(Data items)
-*-*-

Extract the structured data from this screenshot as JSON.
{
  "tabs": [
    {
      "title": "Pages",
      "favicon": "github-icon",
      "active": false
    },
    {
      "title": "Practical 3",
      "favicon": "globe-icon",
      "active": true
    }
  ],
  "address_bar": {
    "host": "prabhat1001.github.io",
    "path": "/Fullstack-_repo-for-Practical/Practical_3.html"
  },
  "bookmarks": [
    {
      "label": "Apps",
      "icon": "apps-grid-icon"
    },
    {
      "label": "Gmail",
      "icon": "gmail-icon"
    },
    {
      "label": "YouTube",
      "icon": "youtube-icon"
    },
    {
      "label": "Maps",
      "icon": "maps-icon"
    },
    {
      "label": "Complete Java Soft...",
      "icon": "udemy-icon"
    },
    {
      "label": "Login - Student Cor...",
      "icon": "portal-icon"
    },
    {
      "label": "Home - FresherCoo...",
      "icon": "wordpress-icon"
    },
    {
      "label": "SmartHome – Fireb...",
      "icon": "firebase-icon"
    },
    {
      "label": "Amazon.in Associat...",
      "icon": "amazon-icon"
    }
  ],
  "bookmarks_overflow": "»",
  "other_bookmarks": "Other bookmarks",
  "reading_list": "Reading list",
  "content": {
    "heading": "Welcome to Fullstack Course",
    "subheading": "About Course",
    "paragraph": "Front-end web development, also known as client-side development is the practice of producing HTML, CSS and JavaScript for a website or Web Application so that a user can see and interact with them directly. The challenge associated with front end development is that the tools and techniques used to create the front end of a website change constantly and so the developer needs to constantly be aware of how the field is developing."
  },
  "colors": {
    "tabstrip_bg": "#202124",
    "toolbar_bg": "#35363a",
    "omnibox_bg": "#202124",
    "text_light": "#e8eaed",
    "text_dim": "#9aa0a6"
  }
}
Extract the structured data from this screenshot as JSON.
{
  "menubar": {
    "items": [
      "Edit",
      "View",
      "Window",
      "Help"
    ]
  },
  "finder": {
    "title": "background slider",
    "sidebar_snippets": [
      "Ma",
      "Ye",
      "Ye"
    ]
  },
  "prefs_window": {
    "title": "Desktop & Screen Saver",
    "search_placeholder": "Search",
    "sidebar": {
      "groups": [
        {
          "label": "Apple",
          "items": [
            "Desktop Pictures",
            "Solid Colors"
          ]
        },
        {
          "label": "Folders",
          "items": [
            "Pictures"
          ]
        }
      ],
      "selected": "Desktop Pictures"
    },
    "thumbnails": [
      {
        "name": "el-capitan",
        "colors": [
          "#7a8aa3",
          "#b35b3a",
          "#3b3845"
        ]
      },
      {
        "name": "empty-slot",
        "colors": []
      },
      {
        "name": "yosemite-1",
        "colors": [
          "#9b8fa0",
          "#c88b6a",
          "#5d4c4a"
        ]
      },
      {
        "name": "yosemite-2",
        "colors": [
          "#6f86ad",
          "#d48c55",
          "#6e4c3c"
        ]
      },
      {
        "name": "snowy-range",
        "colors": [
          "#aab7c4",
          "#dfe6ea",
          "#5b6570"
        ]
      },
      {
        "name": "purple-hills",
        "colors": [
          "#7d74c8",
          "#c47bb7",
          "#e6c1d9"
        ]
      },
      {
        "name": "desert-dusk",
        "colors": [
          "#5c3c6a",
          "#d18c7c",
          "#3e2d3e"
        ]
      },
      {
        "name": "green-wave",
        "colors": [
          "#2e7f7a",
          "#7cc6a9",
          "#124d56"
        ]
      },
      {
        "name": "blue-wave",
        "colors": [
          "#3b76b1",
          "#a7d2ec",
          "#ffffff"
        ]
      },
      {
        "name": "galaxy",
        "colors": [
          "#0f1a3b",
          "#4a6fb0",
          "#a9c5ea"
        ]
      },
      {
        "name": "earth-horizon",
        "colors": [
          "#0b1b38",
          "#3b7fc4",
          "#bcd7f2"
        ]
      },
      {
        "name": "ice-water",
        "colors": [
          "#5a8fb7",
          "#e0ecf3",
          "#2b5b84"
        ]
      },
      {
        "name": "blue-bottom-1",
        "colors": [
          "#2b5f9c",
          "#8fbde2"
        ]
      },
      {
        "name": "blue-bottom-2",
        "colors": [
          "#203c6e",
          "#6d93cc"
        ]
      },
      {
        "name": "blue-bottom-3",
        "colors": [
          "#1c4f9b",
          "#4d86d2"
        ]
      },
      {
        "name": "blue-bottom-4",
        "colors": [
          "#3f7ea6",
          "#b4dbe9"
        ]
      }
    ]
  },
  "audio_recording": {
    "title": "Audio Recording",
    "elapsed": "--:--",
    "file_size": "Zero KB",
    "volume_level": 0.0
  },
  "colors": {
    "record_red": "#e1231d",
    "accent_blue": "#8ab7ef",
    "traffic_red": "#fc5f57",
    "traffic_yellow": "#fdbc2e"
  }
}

-*-*-

Task instructions. Exactly reproduce all of the entries.

Full answer.
Extract the structured data from this screenshot as JSON.
{
  "tabs": [
    {
      "title": "Pages",
      "favicon": "github-icon",
      "active": false
    },
    {
      "title": "Practical 3",
      "favicon": "globe-icon",
      "active": true
    }
  ],
  "address_bar": {
    "host": "prabhat1001.github.io",
    "path": "/Fullstack-_repo-for-Practical/Practical_3.html"
  },
  "bookmarks": [
    {
      "label": "Apps",
      "icon": "apps-grid-icon"
    },
    {
      "label": "Gmail",
      "icon": "gmail-icon"
    },
    {
      "label": "YouTube",
      "icon": "youtube-icon"
    },
    {
      "label": "Maps",
      "icon": "maps-icon"
    },
    {
      "label": "Complete Java Soft...",
      "icon": "udemy-icon"
    },
    {
      "label": "Login - Student Cor...",
      "icon": "portal-icon"
    },
    {
      "label": "Home - FresherCoo...",
      "icon": "wordpress-icon"
    },
    {
      "label": "SmartHome – Fireb...",
      "icon": "firebase-icon"
    },
    {
      "label": "Amazon.in Associat...",
      "icon": "amazon-icon"
    }
  ],
  "bookmarks_overflow": "»",
  "other_bookmarks": "Other bookmarks",
  "reading_list": "Reading list",
  "content": {
    "heading": "Welcome to Fullstack Course",
    "subheading": "About Course",
    "paragraph": "Front-end web development, also known as client-side development is the practice of producing HTML, CSS and JavaScript for a website or Web Application so that a user can see and interact with them directly. The challenge associated with front end development is that the tools and techniques used to create the front end of a website change constantly and so the developer needs to constantly be aware of how the field is developing."
  },
  "colors": {
    "tabstrip_bg": "#202124",
    "toolbar_bg": "#35363a",
    "omnibox_bg": "#202124",
    "text_light": "#e8eaed",
    "text_dim": "#9aa0a6"
  }
}
Extract the structured data from this screenshot as JSON.
{
  "menubar": {
    "items": [
      "Edit",
      "View",
      "Window",
      "Help"
    ]
  },
  "finder": {
    "title": "background slider",
    "sidebar_snippets": [
      "Ma",
      "Ye",
      "Ye"
    ]
  },
  "prefs_window": {
    "title": "Desktop & Screen Saver",
    "search_placeholder": "Search",
    "sidebar": {
      "groups": [
        {
          "label": "Apple",
          "items": [
            "Desktop Pictures",
            "Solid Colors"
          ]
        },
        {
          "label": "Folders",
          "items": [
            "Pictures"
          ]
        }
      ],
      "selected": "Desktop Pictures"
    },
    "thumbnails": [
      {
        "name": "el-capitan",
        "colors": [
          "#7a8aa3",
          "#b35b3a",
          "#3b3845"
        ]
      },
      {
        "name": "empty-slot",
        "colors": []
      },
      {
        "name": "yosemite-1",
        "colors": [
          "#9b8fa0",
          "#c88b6a",
          "#5d4c4a"
        ]
      },
      {
        "name": "yosemite-2",
        "colors": [
          "#6f86ad",
          "#d48c55",
          "#6e4c3c"
        ]
      },
      {
        "name": "snowy-range",
        "colors": [
          "#aab7c4",
          "#dfe6ea",
          "#5b6570"
        ]
      },
      {
        "name": "purple-hills",
        "colors": [
          "#7d74c8",
          "#c47bb7",
          "#e6c1d9"
        ]
      },
      {
        "name": "desert-dusk",
        "colors": [
          "#5c3c6a",
          "#d18c7c",
          "#3e2d3e"
        ]
      },
      {
        "name": "green-wave",
        "colors": [
          "#2e7f7a",
          "#7cc6a9",
          "#124d56"
        ]
      },
      {
        "name": "blue-wave",
        "colors": [
          "#3b76b1",
          "#a7d2ec",
          "#ffffff"
        ]
      },
      {
        "name": "galaxy",
        "colors": [
          "#0f1a3b",
          "#4a6fb0",
          "#a9c5ea"
        ]
      },
      {
        "name": "earth-horizon",
        "colors": [
          "#0b1b38",
          "#3b7fc4",
          "#bcd7f2"
        ]
      },
      {
        "name": "ice-water",
        "colors": [
          "#5a8fb7",
          "#e0ecf3",
          "#2b5b84"
        ]
      },
      {
        "name": "blue-bottom-1",
        "colors": [
          "#2b5f9c",
          "#8fbde2"
        ]
      },
      {
        "name": "blue-bottom-2",
        "colors": [
          "#203c6e",
          "#6d93cc"
        ]
      },
      {
        "name": "blue-bottom-3",
        "colors": [
          "#1c4f9b",
          "#4d86d2"
        ]
      },
      {
        "name": "blue-bottom-4",
        "colors": [
          "#3f7ea6",
          "#b4dbe9"
        ]
      }
    ]
  },
  "audio_recording": {
    "title": "Audio Recording",
    "elapsed": "--:--",
    "file_size": "Zero KB",
    "volume_level": 0.0
  },
  "colors": {
    "record_red": "#e1231d",
    "accent_blue": "#8ab7ef",
    "traffic_red": "#fc5f57",
    "traffic_yellow": "#fdbc2e"
  }
}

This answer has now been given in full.